*Written exercise*
Go through the data below and copy it exactly, skipping every picture.

##### Input for this task

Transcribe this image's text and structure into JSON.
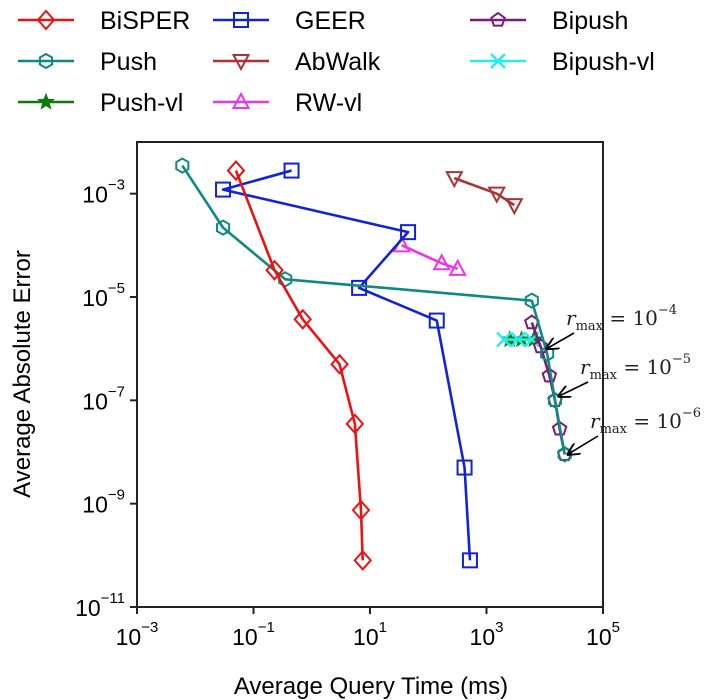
{
  "chart_data": {
    "type": "line",
    "xlabel": "Average Query Time (ms)",
    "ylabel": "Average Absolute Error",
    "xscale": "log",
    "yscale": "log",
    "xlim": [
      0.001,
      100000
    ],
    "ylim": [
      1e-11,
      0.01
    ],
    "x_ticks": [
      {
        "base": "10",
        "exp": "−3",
        "value": 0.001
      },
      {
        "base": "10",
        "exp": "−1",
        "value": 0.1
      },
      {
        "base": "10",
        "exp": "1",
        "value": 10
      },
      {
        "base": "10",
        "exp": "3",
        "value": 1000
      },
      {
        "base": "10",
        "exp": "5",
        "value": 100000
      }
    ],
    "y_ticks": [
      {
        "base": "10",
        "exp": "−11",
        "value": 1e-11
      },
      {
        "base": "10",
        "exp": "−9",
        "value": 1e-09
      },
      {
        "base": "10",
        "exp": "−7",
        "value": 1e-07
      },
      {
        "base": "10",
        "exp": "−5",
        "value": 1e-05
      },
      {
        "base": "10",
        "exp": "−3",
        "value": 0.001
      }
    ],
    "grid": false,
    "legend_placement": "top (above plot, 3 columns)",
    "series": [
      {
        "name": "BiSPER",
        "color": "#ee1111",
        "marker": "diamond",
        "points": [
          [
            0.05,
            0.0028
          ],
          [
            0.23,
            3.3e-05
          ],
          [
            0.7,
            3.7e-06
          ],
          [
            3.0,
            5e-07
          ],
          [
            5.5,
            3.5e-08
          ],
          [
            7.0,
            7.5e-10
          ],
          [
            7.5,
            8e-11
          ]
        ]
      },
      {
        "name": "Push",
        "color": "#0f8a83",
        "marker": "hexagon",
        "points": [
          [
            0.006,
            0.0035
          ],
          [
            0.03,
            0.00022
          ],
          [
            0.35,
            2.2e-05
          ],
          [
            6000,
            8.5e-06
          ],
          [
            11000,
            8e-07
          ],
          [
            15000,
            1e-07
          ],
          [
            22000,
            9e-09
          ]
        ]
      },
      {
        "name": "Push-vl",
        "color": "#0c7a0c",
        "marker": "star",
        "points": [
          [
            2500,
            1.5e-06
          ],
          [
            4000,
            1.5e-06
          ],
          [
            6500,
            1.5e-06
          ]
        ]
      },
      {
        "name": "GEER",
        "color": "#1122dd",
        "marker": "square",
        "points": [
          [
            0.45,
            0.0028
          ],
          [
            0.03,
            0.0012
          ],
          [
            45,
            0.00018
          ],
          [
            6.5,
            1.5e-05
          ],
          [
            140,
            3.5e-06
          ],
          [
            420,
            5e-09
          ],
          [
            520,
            8e-11
          ]
        ]
      },
      {
        "name": "AbWalk",
        "color": "#aa3333",
        "marker": "triangle-down",
        "points": [
          [
            280,
            0.002
          ],
          [
            1500,
            0.001
          ],
          [
            3000,
            0.0006
          ]
        ]
      },
      {
        "name": "RW-vl",
        "color": "#ee33ee",
        "marker": "triangle-up",
        "points": [
          [
            35,
            0.0001
          ],
          [
            170,
            4.5e-05
          ],
          [
            320,
            3.5e-05
          ]
        ]
      },
      {
        "name": "Bipush",
        "color": "#7a1a7a",
        "marker": "pentagon",
        "points": [
          [
            6000,
            3.2e-06
          ],
          [
            8500,
            1.1e-06
          ],
          [
            12000,
            3e-07
          ],
          [
            15000,
            1e-07
          ],
          [
            18000,
            2.8e-08
          ],
          [
            22000,
            9e-09
          ]
        ]
      },
      {
        "name": "Bipush-vl",
        "color": "#22eeee",
        "marker": "x",
        "points": [
          [
            2000,
            1.5e-06
          ],
          [
            3500,
            1.5e-06
          ],
          [
            6000,
            1.5e-06
          ]
        ]
      }
    ],
    "annotations": [
      {
        "text_lhs": "r",
        "text_sub": "max",
        "text_rhs": " = 10",
        "text_exp": "−4",
        "points_to": [
          10000,
          1e-06
        ]
      },
      {
        "text_lhs": "r",
        "text_sub": "max",
        "text_rhs": " = 10",
        "text_exp": "−5",
        "points_to": [
          16000,
          1.2e-07
        ]
      },
      {
        "text_lhs": "r",
        "text_sub": "max",
        "text_rhs": " = 10",
        "text_exp": "−6",
        "points_to": [
          23000,
          9e-09
        ]
      }
    ]
  }
}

##########

*Worked solution*
Transcribe this image's text and structure into JSON.
{
  "chart_data": {
    "type": "line",
    "xlabel": "Average Query Time (ms)",
    "ylabel": "Average Absolute Error",
    "xscale": "log",
    "yscale": "log",
    "xlim": [
      0.001,
      100000
    ],
    "ylim": [
      1e-11,
      0.01
    ],
    "x_ticks": [
      {
        "base": "10",
        "exp": "−3",
        "value": 0.001
      },
      {
        "base": "10",
        "exp": "−1",
        "value": 0.1
      },
      {
        "base": "10",
        "exp": "1",
        "value": 10
      },
      {
        "base": "10",
        "exp": "3",
        "value": 1000
      },
      {
        "base": "10",
        "exp": "5",
        "value": 100000
      }
    ],
    "y_ticks": [
      {
        "base": "10",
        "exp": "−11",
        "value": 1e-11
      },
      {
        "base": "10",
        "exp": "−9",
        "value": 1e-09
      },
      {
        "base": "10",
        "exp": "−7",
        "value": 1e-07
      },
      {
        "base": "10",
        "exp": "−5",
        "value": 1e-05
      },
      {
        "base": "10",
        "exp": "−3",
        "value": 0.001
      }
    ],
    "grid": false,
    "legend_placement": "top (above plot, 3 columns)",
    "series": [
      {
        "name": "BiSPER",
        "color": "#ee1111",
        "marker": "diamond",
        "points": [
          [
            0.05,
            0.0028
          ],
          [
            0.23,
            3.3e-05
          ],
          [
            0.7,
            3.7e-06
          ],
          [
            3.0,
            5e-07
          ],
          [
            5.5,
            3.5e-08
          ],
          [
            7.0,
            7.5e-10
          ],
          [
            7.5,
            8e-11
          ]
        ]
      },
      {
        "name": "Push",
        "color": "#0f8a83",
        "marker": "hexagon",
        "points": [
          [
            0.006,
            0.0035
          ],
          [
            0.03,
            0.00022
          ],
          [
            0.35,
            2.2e-05
          ],
          [
            6000,
            8.5e-06
          ],
          [
            11000,
            8e-07
          ],
          [
            15000,
            1e-07
          ],
          [
            22000,
            9e-09
          ]
        ]
      },
      {
        "name": "Push-vl",
        "color": "#0c7a0c",
        "marker": "star",
        "points": [
          [
            2500,
            1.5e-06
          ],
          [
            4000,
            1.5e-06
          ],
          [
            6500,
            1.5e-06
          ]
        ]
      },
      {
        "name": "GEER",
        "color": "#1122dd",
        "marker": "square",
        "points": [
          [
            0.45,
            0.0028
          ],
          [
            0.03,
            0.0012
          ],
          [
            45,
            0.00018
          ],
          [
            6.5,
            1.5e-05
          ],
          [
            140,
            3.5e-06
          ],
          [
            420,
            5e-09
          ],
          [
            520,
            8e-11
          ]
        ]
      },
      {
        "name": "AbWalk",
        "color": "#aa3333",
        "marker": "triangle-down",
        "points": [
          [
            280,
            0.002
          ],
          [
            1500,
            0.001
          ],
          [
            3000,
            0.0006
          ]
        ]
      },
      {
        "name": "RW-vl",
        "color": "#ee33ee",
        "marker": "triangle-up",
        "points": [
          [
            35,
            0.0001
          ],
          [
            170,
            4.5e-05
          ],
          [
            320,
            3.5e-05
          ]
        ]
      },
      {
        "name": "Bipush",
        "color": "#7a1a7a",
        "marker": "pentagon",
        "points": [
          [
            6000,
            3.2e-06
          ],
          [
            8500,
            1.1e-06
          ],
          [
            12000,
            3e-07
          ],
          [
            15000,
            1e-07
          ],
          [
            18000,
            2.8e-08
          ],
          [
            22000,
            9e-09
          ]
        ]
      },
      {
        "name": "Bipush-vl",
        "color": "#22eeee",
        "marker": "x",
        "points": [
          [
            2000,
            1.5e-06
          ],
          [
            3500,
            1.5e-06
          ],
          [
            6000,
            1.5e-06
          ]
        ]
      }
    ],
    "annotations": [
      {
        "text_lhs": "r",
        "text_sub": "max",
        "text_rhs": " = 10",
        "text_exp": "−4",
        "points_to": [
          10000,
          1e-06
        ]
      },
      {
        "text_lhs": "r",
        "text_sub": "max",
        "text_rhs": " = 10",
        "text_exp": "−5",
        "points_to": [
          16000,
          1.2e-07
        ]
      },
      {
        "text_lhs": "r",
        "text_sub": "max",
        "text_rhs": " = 10",
        "text_exp": "−6",
        "points_to": [
          23000,
          9e-09
        ]
      }
    ]
  }
}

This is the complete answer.